> **TASK PROMPT**:
Copy the records below exactly, omitting any pictures they contain.

> **RECORDS SUPPLIED**:
- - -
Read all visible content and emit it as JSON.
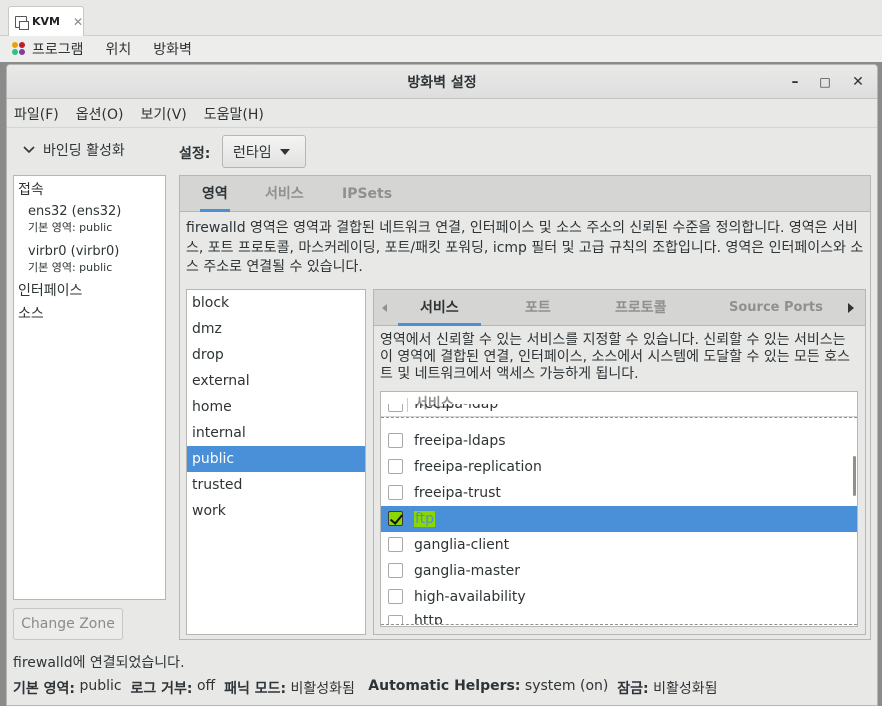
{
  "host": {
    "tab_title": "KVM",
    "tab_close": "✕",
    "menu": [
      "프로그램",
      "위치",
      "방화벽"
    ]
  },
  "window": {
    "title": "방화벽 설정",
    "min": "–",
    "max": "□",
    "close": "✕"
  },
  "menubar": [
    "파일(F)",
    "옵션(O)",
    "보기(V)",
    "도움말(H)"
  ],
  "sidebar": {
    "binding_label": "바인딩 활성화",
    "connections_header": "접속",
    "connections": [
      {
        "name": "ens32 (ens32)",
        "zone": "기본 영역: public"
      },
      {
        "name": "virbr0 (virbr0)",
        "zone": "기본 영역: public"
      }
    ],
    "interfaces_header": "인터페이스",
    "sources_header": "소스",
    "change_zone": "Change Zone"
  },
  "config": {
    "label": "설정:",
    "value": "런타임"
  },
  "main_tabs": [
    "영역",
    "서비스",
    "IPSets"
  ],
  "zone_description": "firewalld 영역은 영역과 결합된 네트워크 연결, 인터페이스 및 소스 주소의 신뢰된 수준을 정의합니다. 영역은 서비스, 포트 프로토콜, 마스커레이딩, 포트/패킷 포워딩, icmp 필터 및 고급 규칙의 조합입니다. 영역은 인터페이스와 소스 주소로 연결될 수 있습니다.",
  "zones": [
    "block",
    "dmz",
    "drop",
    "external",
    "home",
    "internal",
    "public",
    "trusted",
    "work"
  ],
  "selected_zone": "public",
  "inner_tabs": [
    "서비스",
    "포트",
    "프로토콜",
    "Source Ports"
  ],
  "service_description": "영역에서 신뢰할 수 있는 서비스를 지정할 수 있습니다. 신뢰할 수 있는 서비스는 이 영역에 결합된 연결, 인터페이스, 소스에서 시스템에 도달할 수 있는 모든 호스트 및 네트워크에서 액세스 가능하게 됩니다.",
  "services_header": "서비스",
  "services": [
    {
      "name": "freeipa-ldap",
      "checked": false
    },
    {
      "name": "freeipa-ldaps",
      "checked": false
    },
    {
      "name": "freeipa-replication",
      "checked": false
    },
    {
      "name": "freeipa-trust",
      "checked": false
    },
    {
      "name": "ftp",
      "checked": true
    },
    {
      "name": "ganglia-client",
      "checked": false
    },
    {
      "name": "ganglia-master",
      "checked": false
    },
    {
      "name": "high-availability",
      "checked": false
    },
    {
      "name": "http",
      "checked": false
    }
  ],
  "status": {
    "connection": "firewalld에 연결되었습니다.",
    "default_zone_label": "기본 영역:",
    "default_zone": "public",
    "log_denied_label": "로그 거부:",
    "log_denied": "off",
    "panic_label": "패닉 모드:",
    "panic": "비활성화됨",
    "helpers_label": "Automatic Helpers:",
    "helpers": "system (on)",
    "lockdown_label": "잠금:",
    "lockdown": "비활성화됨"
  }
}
- - -
> **CORRECT RESPONSE**:
Read all visible content and emit it as JSON.
{
  "host": {
    "tab_title": "KVM",
    "tab_close": "✕",
    "menu": [
      "프로그램",
      "위치",
      "방화벽"
    ]
  },
  "window": {
    "title": "방화벽 설정",
    "min": "–",
    "max": "□",
    "close": "✕"
  },
  "menubar": [
    "파일(F)",
    "옵션(O)",
    "보기(V)",
    "도움말(H)"
  ],
  "sidebar": {
    "binding_label": "바인딩 활성화",
    "connections_header": "접속",
    "connections": [
      {
        "name": "ens32 (ens32)",
        "zone": "기본 영역: public"
      },
      {
        "name": "virbr0 (virbr0)",
        "zone": "기본 영역: public"
      }
    ],
    "interfaces_header": "인터페이스",
    "sources_header": "소스",
    "change_zone": "Change Zone"
  },
  "config": {
    "label": "설정:",
    "value": "런타임"
  },
  "main_tabs": [
    "영역",
    "서비스",
    "IPSets"
  ],
  "zone_description": "firewalld 영역은 영역과 결합된 네트워크 연결, 인터페이스 및 소스 주소의 신뢰된 수준을 정의합니다. 영역은 서비스, 포트 프로토콜, 마스커레이딩, 포트/패킷 포워딩, icmp 필터 및 고급 규칙의 조합입니다. 영역은 인터페이스와 소스 주소로 연결될 수 있습니다.",
  "zones": [
    "block",
    "dmz",
    "drop",
    "external",
    "home",
    "internal",
    "public",
    "trusted",
    "work"
  ],
  "selected_zone": "public",
  "inner_tabs": [
    "서비스",
    "포트",
    "프로토콜",
    "Source Ports"
  ],
  "service_description": "영역에서 신뢰할 수 있는 서비스를 지정할 수 있습니다. 신뢰할 수 있는 서비스는 이 영역에 결합된 연결, 인터페이스, 소스에서 시스템에 도달할 수 있는 모든 호스트 및 네트워크에서 액세스 가능하게 됩니다.",
  "services_header": "서비스",
  "services": [
    {
      "name": "freeipa-ldap",
      "checked": false
    },
    {
      "name": "freeipa-ldaps",
      "checked": false
    },
    {
      "name": "freeipa-replication",
      "checked": false
    },
    {
      "name": "freeipa-trust",
      "checked": false
    },
    {
      "name": "ftp",
      "checked": true
    },
    {
      "name": "ganglia-client",
      "checked": false
    },
    {
      "name": "ganglia-master",
      "checked": false
    },
    {
      "name": "high-availability",
      "checked": false
    },
    {
      "name": "http",
      "checked": false
    }
  ],
  "status": {
    "connection": "firewalld에 연결되었습니다.",
    "default_zone_label": "기본 영역:",
    "default_zone": "public",
    "log_denied_label": "로그 거부:",
    "log_denied": "off",
    "panic_label": "패닉 모드:",
    "panic": "비활성화됨",
    "helpers_label": "Automatic Helpers:",
    "helpers": "system (on)",
    "lockdown_label": "잠금:",
    "lockdown": "비활성화됨"
  }
}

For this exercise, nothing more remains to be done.